Data records
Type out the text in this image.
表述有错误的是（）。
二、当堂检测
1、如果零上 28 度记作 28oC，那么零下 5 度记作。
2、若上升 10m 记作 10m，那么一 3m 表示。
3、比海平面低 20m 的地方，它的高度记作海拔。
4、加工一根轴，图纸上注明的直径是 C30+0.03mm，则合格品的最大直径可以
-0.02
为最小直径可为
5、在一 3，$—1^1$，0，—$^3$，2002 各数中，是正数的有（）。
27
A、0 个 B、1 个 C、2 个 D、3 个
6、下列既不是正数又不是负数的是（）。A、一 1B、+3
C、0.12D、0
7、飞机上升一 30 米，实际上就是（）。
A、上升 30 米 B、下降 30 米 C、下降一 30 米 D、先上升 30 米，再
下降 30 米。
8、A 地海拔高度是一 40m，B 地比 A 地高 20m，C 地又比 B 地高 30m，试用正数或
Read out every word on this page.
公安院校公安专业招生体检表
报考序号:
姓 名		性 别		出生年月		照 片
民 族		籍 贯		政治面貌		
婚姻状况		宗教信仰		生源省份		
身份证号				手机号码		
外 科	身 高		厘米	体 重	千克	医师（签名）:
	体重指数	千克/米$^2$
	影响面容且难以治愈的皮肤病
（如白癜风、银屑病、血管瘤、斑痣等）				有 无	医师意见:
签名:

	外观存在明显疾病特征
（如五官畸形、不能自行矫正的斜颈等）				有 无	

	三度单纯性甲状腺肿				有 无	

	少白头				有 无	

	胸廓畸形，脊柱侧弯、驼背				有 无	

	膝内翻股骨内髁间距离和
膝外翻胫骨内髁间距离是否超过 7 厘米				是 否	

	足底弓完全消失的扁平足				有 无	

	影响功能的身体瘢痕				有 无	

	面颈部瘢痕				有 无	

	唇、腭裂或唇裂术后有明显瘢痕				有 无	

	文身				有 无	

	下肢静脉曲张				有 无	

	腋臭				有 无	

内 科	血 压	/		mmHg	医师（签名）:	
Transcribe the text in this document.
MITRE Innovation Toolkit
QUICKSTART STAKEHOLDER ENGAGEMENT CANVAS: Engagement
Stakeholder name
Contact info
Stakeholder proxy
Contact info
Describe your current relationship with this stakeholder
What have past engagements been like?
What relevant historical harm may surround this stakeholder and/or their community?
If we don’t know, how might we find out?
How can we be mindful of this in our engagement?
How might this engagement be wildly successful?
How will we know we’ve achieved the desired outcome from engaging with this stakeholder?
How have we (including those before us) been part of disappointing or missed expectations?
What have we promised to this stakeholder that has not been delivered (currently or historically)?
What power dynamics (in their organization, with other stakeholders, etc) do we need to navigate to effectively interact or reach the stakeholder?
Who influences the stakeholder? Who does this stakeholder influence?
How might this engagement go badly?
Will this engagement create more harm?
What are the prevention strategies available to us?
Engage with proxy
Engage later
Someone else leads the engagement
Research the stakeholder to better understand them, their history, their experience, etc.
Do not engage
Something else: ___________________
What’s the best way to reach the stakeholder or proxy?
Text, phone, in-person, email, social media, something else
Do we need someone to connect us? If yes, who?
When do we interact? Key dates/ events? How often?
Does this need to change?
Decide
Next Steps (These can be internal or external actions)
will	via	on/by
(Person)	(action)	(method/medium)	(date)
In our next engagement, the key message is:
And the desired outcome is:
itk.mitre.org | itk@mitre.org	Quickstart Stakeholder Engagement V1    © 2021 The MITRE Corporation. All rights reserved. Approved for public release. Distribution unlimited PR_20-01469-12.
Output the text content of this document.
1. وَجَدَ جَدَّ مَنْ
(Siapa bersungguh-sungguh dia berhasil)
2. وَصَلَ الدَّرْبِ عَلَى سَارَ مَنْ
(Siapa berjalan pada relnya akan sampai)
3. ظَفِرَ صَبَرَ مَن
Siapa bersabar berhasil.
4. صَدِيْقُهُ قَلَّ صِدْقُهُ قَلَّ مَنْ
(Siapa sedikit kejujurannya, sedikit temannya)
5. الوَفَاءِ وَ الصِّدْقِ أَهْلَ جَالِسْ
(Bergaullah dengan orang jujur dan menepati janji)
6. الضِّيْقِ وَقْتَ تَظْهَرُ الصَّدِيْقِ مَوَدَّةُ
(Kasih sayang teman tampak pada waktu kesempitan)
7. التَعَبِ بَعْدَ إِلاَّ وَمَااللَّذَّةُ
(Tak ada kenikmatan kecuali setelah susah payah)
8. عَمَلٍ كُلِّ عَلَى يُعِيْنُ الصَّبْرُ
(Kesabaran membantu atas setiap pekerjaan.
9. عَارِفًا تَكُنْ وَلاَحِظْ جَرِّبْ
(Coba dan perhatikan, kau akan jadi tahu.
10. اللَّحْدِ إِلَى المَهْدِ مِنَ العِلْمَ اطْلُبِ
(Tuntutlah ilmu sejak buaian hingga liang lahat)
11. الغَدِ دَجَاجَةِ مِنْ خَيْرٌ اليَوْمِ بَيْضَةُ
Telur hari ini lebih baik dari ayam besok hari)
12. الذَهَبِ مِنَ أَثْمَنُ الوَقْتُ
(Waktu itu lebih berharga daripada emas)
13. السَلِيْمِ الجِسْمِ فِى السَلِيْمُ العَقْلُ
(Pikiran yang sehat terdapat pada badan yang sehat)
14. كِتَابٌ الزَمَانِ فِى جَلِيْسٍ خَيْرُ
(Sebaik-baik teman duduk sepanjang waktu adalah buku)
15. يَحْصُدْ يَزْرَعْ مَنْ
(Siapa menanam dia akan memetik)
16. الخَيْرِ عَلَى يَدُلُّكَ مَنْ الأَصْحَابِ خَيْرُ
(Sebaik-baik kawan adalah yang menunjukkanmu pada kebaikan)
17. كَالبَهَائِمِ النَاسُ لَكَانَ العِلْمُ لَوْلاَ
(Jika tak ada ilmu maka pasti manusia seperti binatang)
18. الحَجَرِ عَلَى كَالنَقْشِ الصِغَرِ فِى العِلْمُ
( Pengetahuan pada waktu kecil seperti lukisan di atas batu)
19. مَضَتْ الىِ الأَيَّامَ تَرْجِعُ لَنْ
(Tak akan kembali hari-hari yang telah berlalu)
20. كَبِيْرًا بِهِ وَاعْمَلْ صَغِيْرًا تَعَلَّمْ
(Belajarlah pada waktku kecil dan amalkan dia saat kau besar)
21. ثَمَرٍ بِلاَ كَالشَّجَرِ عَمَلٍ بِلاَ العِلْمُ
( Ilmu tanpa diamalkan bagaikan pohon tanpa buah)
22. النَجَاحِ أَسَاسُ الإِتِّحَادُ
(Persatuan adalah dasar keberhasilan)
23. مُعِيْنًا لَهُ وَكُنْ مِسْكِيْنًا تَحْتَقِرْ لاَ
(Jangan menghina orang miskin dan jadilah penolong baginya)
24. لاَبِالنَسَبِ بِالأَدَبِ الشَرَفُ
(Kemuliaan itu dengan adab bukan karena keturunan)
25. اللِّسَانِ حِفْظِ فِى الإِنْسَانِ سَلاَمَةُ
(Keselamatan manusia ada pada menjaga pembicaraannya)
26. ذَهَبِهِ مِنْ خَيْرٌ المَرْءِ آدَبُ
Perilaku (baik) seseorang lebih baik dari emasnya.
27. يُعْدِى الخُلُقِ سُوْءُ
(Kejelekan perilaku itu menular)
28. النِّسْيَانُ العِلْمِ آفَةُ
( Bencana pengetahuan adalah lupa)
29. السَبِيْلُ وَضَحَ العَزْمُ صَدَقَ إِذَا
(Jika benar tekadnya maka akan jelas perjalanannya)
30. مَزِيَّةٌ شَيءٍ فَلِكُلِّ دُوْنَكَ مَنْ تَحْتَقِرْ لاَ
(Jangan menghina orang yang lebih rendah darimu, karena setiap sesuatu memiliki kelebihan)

TASK OBJECTIVE
The entries above must be returned in full, exactly as shown.

SOLUTION TO THIS TASK
Type out the text in this image.
表述有错误的是（）。
二、当堂检测
1、如果零上 28 度记作 28oC，那么零下 5 度记作。
2、若上升 10m 记作 10m，那么一 3m 表示。
3、比海平面低 20m 的地方，它的高度记作海拔。
4、加工一根轴，图纸上注明的直径是 C30+0.03mm，则合格品的最大直径可以
-0.02
为最小直径可为
5、在一 3，$—1^1$，0，—$^3$，2002 各数中，是正数的有（）。
27
A、0 个 B、1 个 C、2 个 D、3 个
6、下列既不是正数又不是负数的是（）。A、一 1B、+3
C、0.12D、0
7、飞机上升一 30 米，实际上就是（）。
A、上升 30 米 B、下降 30 米 C、下降一 30 米 D、先上升 30 米，再
下降 30 米。
8、A 地海拔高度是一 40m，B 地比 A 地高 20m，C 地又比 B 地高 30m，试用正数或
Read out every word on this page.
公安院校公安专业招生体检表
报考序号:
姓 名		性 别		出生年月		照 片
民 族		籍 贯		政治面貌		
婚姻状况		宗教信仰		生源省份		
身份证号				手机号码		
外 科	身 高		厘米	体 重	千克	医师（签名）:
	体重指数	千克/米$^2$
	影响面容且难以治愈的皮肤病
（如白癜风、银屑病、血管瘤、斑痣等）				有 无	医师意见:
签名:

	外观存在明显疾病特征
（如五官畸形、不能自行矫正的斜颈等）				有 无	

	三度单纯性甲状腺肿				有 无	

	少白头				有 无	

	胸廓畸形，脊柱侧弯、驼背				有 无	

	膝内翻股骨内髁间距离和
膝外翻胫骨内髁间距离是否超过 7 厘米				是 否	

	足底弓完全消失的扁平足				有 无	

	影响功能的身体瘢痕				有 无	

	面颈部瘢痕				有 无	

	唇、腭裂或唇裂术后有明显瘢痕				有 无	

	文身				有 无	

	下肢静脉曲张				有 无	

	腋臭				有 无	

内 科	血 压	/		mmHg	医师（签名）:	
Transcribe the text in this document.
MITRE Innovation Toolkit
QUICKSTART STAKEHOLDER ENGAGEMENT CANVAS: Engagement
Stakeholder name
Contact info
Stakeholder proxy
Contact info
Describe your current relationship with this stakeholder
What have past engagements been like?
What relevant historical harm may surround this stakeholder and/or their community?
If we don’t know, how might we find out?
How can we be mindful of this in our engagement?
How might this engagement be wildly successful?
How will we know we’ve achieved the desired outcome from engaging with this stakeholder?
How have we (including those before us) been part of disappointing or missed expectations?
What have we promised to this stakeholder that has not been delivered (currently or historically)?
What power dynamics (in their organization, with other stakeholders, etc) do we need to navigate to effectively interact or reach the stakeholder?
Who influences the stakeholder? Who does this stakeholder influence?
How might this engagement go badly?
Will this engagement create more harm?
What are the prevention strategies available to us?
Engage with proxy
Engage later
Someone else leads the engagement
Research the stakeholder to better understand them, their history, their experience, etc.
Do not engage
Something else: ___________________
What’s the best way to reach the stakeholder or proxy?
Text, phone, in-person, email, social media, something else
Do we need someone to connect us? If yes, who?
When do we interact? Key dates/ events? How often?
Does this need to change?
Decide
Next Steps (These can be internal or external actions)
will	via	on/by
(Person)	(action)	(method/medium)	(date)
In our next engagement, the key message is:
And the desired outcome is:
itk.mitre.org | itk@mitre.org	Quickstart Stakeholder Engagement V1    © 2021 The MITRE Corporation. All rights reserved. Approved for public release. Distribution unlimited PR_20-01469-12.
Output the text content of this document.
1. وَجَدَ جَدَّ مَنْ
(Siapa bersungguh-sungguh dia berhasil)
2. وَصَلَ الدَّرْبِ عَلَى سَارَ مَنْ
(Siapa berjalan pada relnya akan sampai)
3. ظَفِرَ صَبَرَ مَن
Siapa bersabar berhasil.
4. صَدِيْقُهُ قَلَّ صِدْقُهُ قَلَّ مَنْ
(Siapa sedikit kejujurannya, sedikit temannya)
5. الوَفَاءِ وَ الصِّدْقِ أَهْلَ جَالِسْ
(Bergaullah dengan orang jujur dan menepati janji)
6. الضِّيْقِ وَقْتَ تَظْهَرُ الصَّدِيْقِ مَوَدَّةُ
(Kasih sayang teman tampak pada waktu kesempitan)
7. التَعَبِ بَعْدَ إِلاَّ وَمَااللَّذَّةُ
(Tak ada kenikmatan kecuali setelah susah payah)
8. عَمَلٍ كُلِّ عَلَى يُعِيْنُ الصَّبْرُ
(Kesabaran membantu atas setiap pekerjaan.
9. عَارِفًا تَكُنْ وَلاَحِظْ جَرِّبْ
(Coba dan perhatikan, kau akan jadi tahu.
10. اللَّحْدِ إِلَى المَهْدِ مِنَ العِلْمَ اطْلُبِ
(Tuntutlah ilmu sejak buaian hingga liang lahat)
11. الغَدِ دَجَاجَةِ مِنْ خَيْرٌ اليَوْمِ بَيْضَةُ
Telur hari ini lebih baik dari ayam besok hari)
12. الذَهَبِ مِنَ أَثْمَنُ الوَقْتُ
(Waktu itu lebih berharga daripada emas)
13. السَلِيْمِ الجِسْمِ فِى السَلِيْمُ العَقْلُ
(Pikiran yang sehat terdapat pada badan yang sehat)
14. كِتَابٌ الزَمَانِ فِى جَلِيْسٍ خَيْرُ
(Sebaik-baik teman duduk sepanjang waktu adalah buku)
15. يَحْصُدْ يَزْرَعْ مَنْ
(Siapa menanam dia akan memetik)
16. الخَيْرِ عَلَى يَدُلُّكَ مَنْ الأَصْحَابِ خَيْرُ
(Sebaik-baik kawan adalah yang menunjukkanmu pada kebaikan)
17. كَالبَهَائِمِ النَاسُ لَكَانَ العِلْمُ لَوْلاَ
(Jika tak ada ilmu maka pasti manusia seperti binatang)
18. الحَجَرِ عَلَى كَالنَقْشِ الصِغَرِ فِى العِلْمُ
( Pengetahuan pada waktu kecil seperti lukisan di atas batu)
19. مَضَتْ الىِ الأَيَّامَ تَرْجِعُ لَنْ
(Tak akan kembali hari-hari yang telah berlalu)
20. كَبِيْرًا بِهِ وَاعْمَلْ صَغِيْرًا تَعَلَّمْ
(Belajarlah pada waktku kecil dan amalkan dia saat kau besar)
21. ثَمَرٍ بِلاَ كَالشَّجَرِ عَمَلٍ بِلاَ العِلْمُ
( Ilmu tanpa diamalkan bagaikan pohon tanpa buah)
22. النَجَاحِ أَسَاسُ الإِتِّحَادُ
(Persatuan adalah dasar keberhasilan)
23. مُعِيْنًا لَهُ وَكُنْ مِسْكِيْنًا تَحْتَقِرْ لاَ
(Jangan menghina orang miskin dan jadilah penolong baginya)
24. لاَبِالنَسَبِ بِالأَدَبِ الشَرَفُ
(Kemuliaan itu dengan adab bukan karena keturunan)
25. اللِّسَانِ حِفْظِ فِى الإِنْسَانِ سَلاَمَةُ
(Keselamatan manusia ada pada menjaga pembicaraannya)
26. ذَهَبِهِ مِنْ خَيْرٌ المَرْءِ آدَبُ
Perilaku (baik) seseorang lebih baik dari emasnya.
27. يُعْدِى الخُلُقِ سُوْءُ
(Kejelekan perilaku itu menular)
28. النِّسْيَانُ العِلْمِ آفَةُ
( Bencana pengetahuan adalah lupa)
29. السَبِيْلُ وَضَحَ العَزْمُ صَدَقَ إِذَا
(Jika benar tekadnya maka akan jelas perjalanannya)
30. مَزِيَّةٌ شَيءٍ فَلِكُلِّ دُوْنَكَ مَنْ تَحْتَقِرْ لاَ
(Jangan menghina orang yang lebih rendah darimu, karena setiap sesuatu memiliki kelebihan)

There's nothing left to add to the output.